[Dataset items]
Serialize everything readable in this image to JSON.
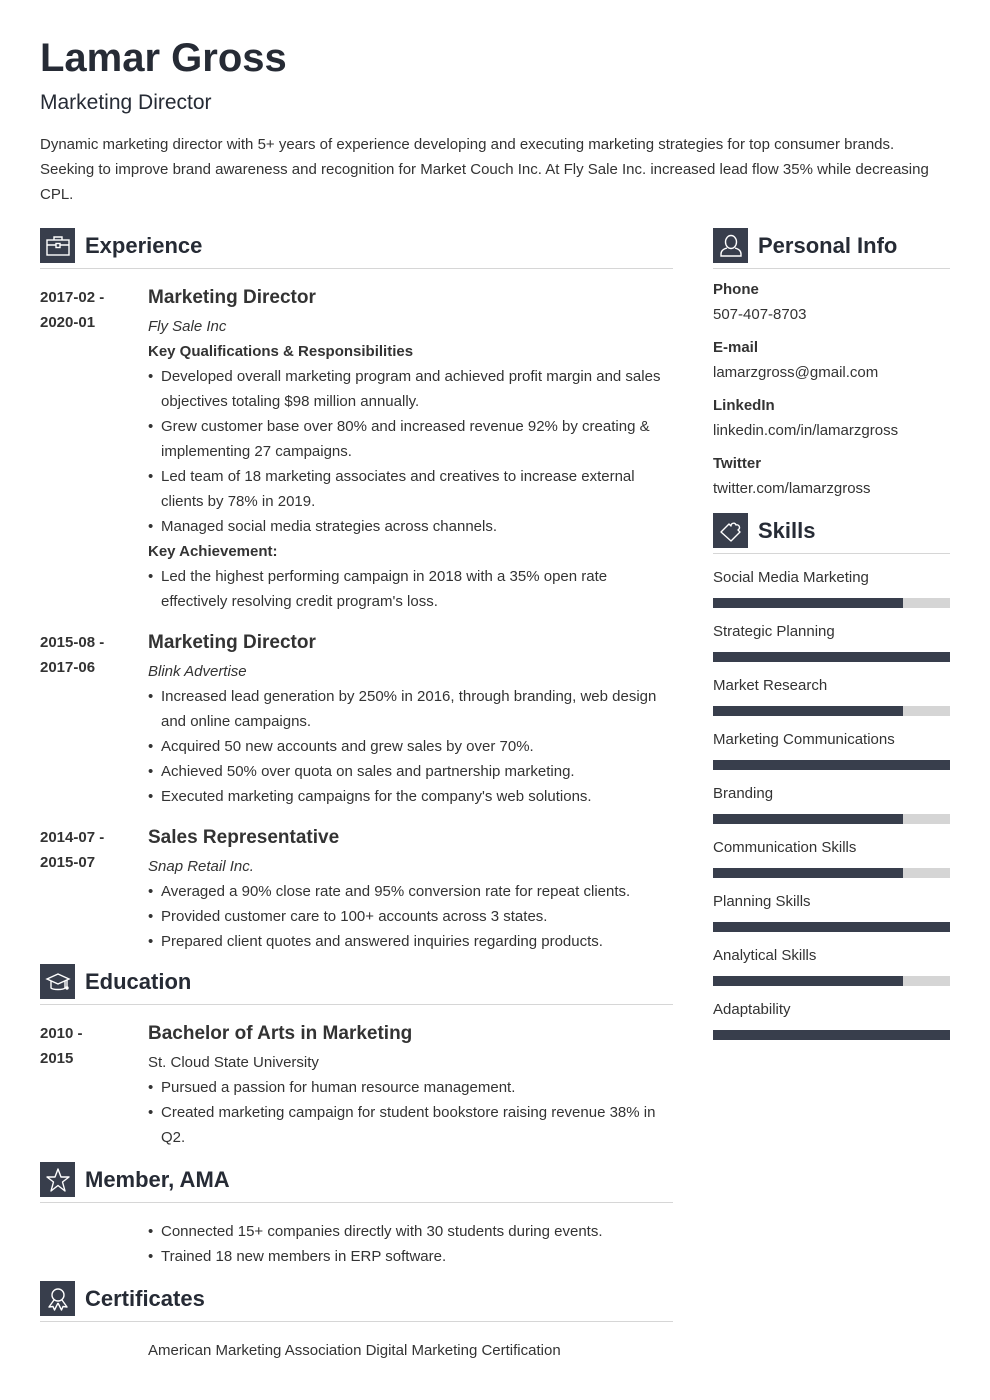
{
  "header": {
    "name": "Lamar Gross",
    "title": "Marketing Director",
    "summary": "Dynamic marketing director with 5+ years of experience developing and executing marketing strategies for top consumer brands. Seeking to improve brand awareness and recognition for Market Couch Inc. At Fly Sale Inc. increased lead flow 35% while decreasing CPL."
  },
  "sections": {
    "experience": "Experience",
    "education": "Education",
    "member": "Member, AMA",
    "certificates": "Certificates",
    "personal": "Personal Info",
    "skills": "Skills"
  },
  "icons": {
    "experience": "briefcase-icon",
    "education": "graduation-cap-icon",
    "member": "star-icon",
    "certificates": "award-ribbon-icon",
    "personal": "person-icon",
    "skills": "puzzle-piece-icon"
  },
  "experience": [
    {
      "date_start": "2017-02 -",
      "date_end": "2020-01",
      "job": "Marketing Director",
      "company": "Fly Sale Inc",
      "subhead1": "Key Qualifications & Responsibilities",
      "bullets1": [
        "Developed overall marketing program and achieved profit margin and sales objectives totaling $98 million annually.",
        "Grew customer base over 80% and increased revenue 92% by creating & implementing 27 campaigns.",
        "Led team of 18 marketing associates and creatives to increase external clients by 78% in 2019.",
        "Managed social media strategies across channels."
      ],
      "subhead2": "Key Achievement:",
      "bullets2": [
        "Led the highest performing campaign in 2018 with a 35% open rate effectively resolving credit program's loss."
      ]
    },
    {
      "date_start": "2015-08 -",
      "date_end": "2017-06",
      "job": "Marketing Director",
      "company": "Blink Advertise",
      "bullets1": [
        "Increased lead generation by 250% in 2016, through branding, web design and online campaigns.",
        "Acquired 50 new accounts and grew sales by over 70%.",
        "Achieved 50% over quota on sales and partnership marketing.",
        "Executed marketing campaigns for the company's web solutions."
      ]
    },
    {
      "date_start": "2014-07 -",
      "date_end": "2015-07",
      "job": "Sales Representative",
      "company": "Snap Retail Inc.",
      "bullets1": [
        "Averaged a 90% close rate and 95% conversion rate for repeat clients.",
        "Provided customer care to 100+ accounts across 3 states.",
        "Prepared client quotes and answered inquiries regarding products."
      ]
    }
  ],
  "education": {
    "date_start": "2010 -",
    "date_end": "2015",
    "degree": "Bachelor of Arts in Marketing",
    "school": "St. Cloud State University",
    "bullets": [
      "Pursued a passion for human resource management.",
      "Created marketing campaign for student bookstore raising revenue 38% in Q2."
    ]
  },
  "member": {
    "bullets": [
      "Connected 15+ companies directly with 30 students during events.",
      "Trained 18 new members in ERP software."
    ]
  },
  "certificates": {
    "items": [
      "American Marketing Association Digital Marketing Certification"
    ]
  },
  "personal": [
    {
      "label": "Phone",
      "value": "507-407-8703"
    },
    {
      "label": "E-mail",
      "value": "lamarzgross@gmail.com"
    },
    {
      "label": "LinkedIn",
      "value": "linkedin.com/in/lamarzgross"
    },
    {
      "label": "Twitter",
      "value": "twitter.com/lamarzgross"
    }
  ],
  "skills": [
    {
      "name": "Social Media Marketing",
      "level": 0.8
    },
    {
      "name": "Strategic Planning",
      "level": 1.0
    },
    {
      "name": "Market Research",
      "level": 0.8
    },
    {
      "name": "Marketing Communications",
      "level": 1.0
    },
    {
      "name": "Branding",
      "level": 0.8
    },
    {
      "name": "Communication Skills",
      "level": 0.8
    },
    {
      "name": "Planning Skills",
      "level": 1.0
    },
    {
      "name": "Analytical Skills",
      "level": 0.8
    },
    {
      "name": "Adaptability",
      "level": 1.0
    }
  ],
  "colors": {
    "accent": "#383e4c",
    "track": "#d5d5d5",
    "text": "#333333"
  }
}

(REQUIRED TASK) Quote the records in their entirety, keeping the wording exact and excluding pictures.

(REPLY TO THE TASK)
Serialize everything readable in this image to JSON.
{
  "header": {
    "name": "Lamar Gross",
    "title": "Marketing Director",
    "summary": "Dynamic marketing director with 5+ years of experience developing and executing marketing strategies for top consumer brands. Seeking to improve brand awareness and recognition for Market Couch Inc. At Fly Sale Inc. increased lead flow 35% while decreasing CPL."
  },
  "sections": {
    "experience": "Experience",
    "education": "Education",
    "member": "Member, AMA",
    "certificates": "Certificates",
    "personal": "Personal Info",
    "skills": "Skills"
  },
  "icons": {
    "experience": "briefcase-icon",
    "education": "graduation-cap-icon",
    "member": "star-icon",
    "certificates": "award-ribbon-icon",
    "personal": "person-icon",
    "skills": "puzzle-piece-icon"
  },
  "experience": [
    {
      "date_start": "2017-02 -",
      "date_end": "2020-01",
      "job": "Marketing Director",
      "company": "Fly Sale Inc",
      "subhead1": "Key Qualifications & Responsibilities",
      "bullets1": [
        "Developed overall marketing program and achieved profit margin and sales objectives totaling $98 million annually.",
        "Grew customer base over 80% and increased revenue 92% by creating & implementing 27 campaigns.",
        "Led team of 18 marketing associates and creatives to increase external clients by 78% in 2019.",
        "Managed social media strategies across channels."
      ],
      "subhead2": "Key Achievement:",
      "bullets2": [
        "Led the highest performing campaign in 2018 with a 35% open rate effectively resolving credit program's loss."
      ]
    },
    {
      "date_start": "2015-08 -",
      "date_end": "2017-06",
      "job": "Marketing Director",
      "company": "Blink Advertise",
      "bullets1": [
        "Increased lead generation by 250% in 2016, through branding, web design and online campaigns.",
        "Acquired 50 new accounts and grew sales by over 70%.",
        "Achieved 50% over quota on sales and partnership marketing.",
        "Executed marketing campaigns for the company's web solutions."
      ]
    },
    {
      "date_start": "2014-07 -",
      "date_end": "2015-07",
      "job": "Sales Representative",
      "company": "Snap Retail Inc.",
      "bullets1": [
        "Averaged a 90% close rate and 95% conversion rate for repeat clients.",
        "Provided customer care to 100+ accounts across 3 states.",
        "Prepared client quotes and answered inquiries regarding products."
      ]
    }
  ],
  "education": {
    "date_start": "2010 -",
    "date_end": "2015",
    "degree": "Bachelor of Arts in Marketing",
    "school": "St. Cloud State University",
    "bullets": [
      "Pursued a passion for human resource management.",
      "Created marketing campaign for student bookstore raising revenue 38% in Q2."
    ]
  },
  "member": {
    "bullets": [
      "Connected 15+ companies directly with 30 students during events.",
      "Trained 18 new members in ERP software."
    ]
  },
  "certificates": {
    "items": [
      "American Marketing Association Digital Marketing Certification"
    ]
  },
  "personal": [
    {
      "label": "Phone",
      "value": "507-407-8703"
    },
    {
      "label": "E-mail",
      "value": "lamarzgross@gmail.com"
    },
    {
      "label": "LinkedIn",
      "value": "linkedin.com/in/lamarzgross"
    },
    {
      "label": "Twitter",
      "value": "twitter.com/lamarzgross"
    }
  ],
  "skills": [
    {
      "name": "Social Media Marketing",
      "level": 0.8
    },
    {
      "name": "Strategic Planning",
      "level": 1.0
    },
    {
      "name": "Market Research",
      "level": 0.8
    },
    {
      "name": "Marketing Communications",
      "level": 1.0
    },
    {
      "name": "Branding",
      "level": 0.8
    },
    {
      "name": "Communication Skills",
      "level": 0.8
    },
    {
      "name": "Planning Skills",
      "level": 1.0
    },
    {
      "name": "Analytical Skills",
      "level": 0.8
    },
    {
      "name": "Adaptability",
      "level": 1.0
    }
  ],
  "colors": {
    "accent": "#383e4c",
    "track": "#d5d5d5",
    "text": "#333333"
  }
}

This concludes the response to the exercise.